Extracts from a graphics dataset
● ● ●

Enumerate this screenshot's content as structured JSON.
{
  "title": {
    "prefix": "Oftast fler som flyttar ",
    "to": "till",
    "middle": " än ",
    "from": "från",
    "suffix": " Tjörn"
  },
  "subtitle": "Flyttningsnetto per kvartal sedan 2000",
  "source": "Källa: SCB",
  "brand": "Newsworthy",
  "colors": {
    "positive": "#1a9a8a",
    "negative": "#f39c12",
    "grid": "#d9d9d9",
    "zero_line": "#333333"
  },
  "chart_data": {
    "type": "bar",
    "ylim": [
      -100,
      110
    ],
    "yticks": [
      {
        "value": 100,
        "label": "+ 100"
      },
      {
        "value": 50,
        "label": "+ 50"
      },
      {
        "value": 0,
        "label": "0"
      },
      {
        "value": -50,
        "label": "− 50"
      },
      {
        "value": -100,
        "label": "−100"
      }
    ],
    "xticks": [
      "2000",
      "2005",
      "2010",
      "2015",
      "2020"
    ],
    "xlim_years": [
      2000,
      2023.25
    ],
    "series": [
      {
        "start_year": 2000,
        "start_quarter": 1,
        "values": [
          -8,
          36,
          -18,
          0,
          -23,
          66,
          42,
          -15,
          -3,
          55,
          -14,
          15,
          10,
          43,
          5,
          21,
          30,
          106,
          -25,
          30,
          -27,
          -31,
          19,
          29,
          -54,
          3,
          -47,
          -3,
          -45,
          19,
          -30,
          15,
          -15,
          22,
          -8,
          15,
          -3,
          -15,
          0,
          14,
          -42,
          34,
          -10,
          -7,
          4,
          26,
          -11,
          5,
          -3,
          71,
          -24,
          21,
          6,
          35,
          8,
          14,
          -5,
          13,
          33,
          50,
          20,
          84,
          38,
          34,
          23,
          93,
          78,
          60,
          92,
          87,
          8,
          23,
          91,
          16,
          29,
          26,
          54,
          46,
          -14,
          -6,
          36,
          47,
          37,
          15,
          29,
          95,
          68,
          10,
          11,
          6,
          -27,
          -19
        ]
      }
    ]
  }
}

● ● ●

**THE REQUEST**
Check each line above for the word "label" and copy the ones that have it.

**REPLY**
        "label": "+ 100"
        "label": "+ 50"
        "label": "0"
        "label": "− 50"
        "label": "−100"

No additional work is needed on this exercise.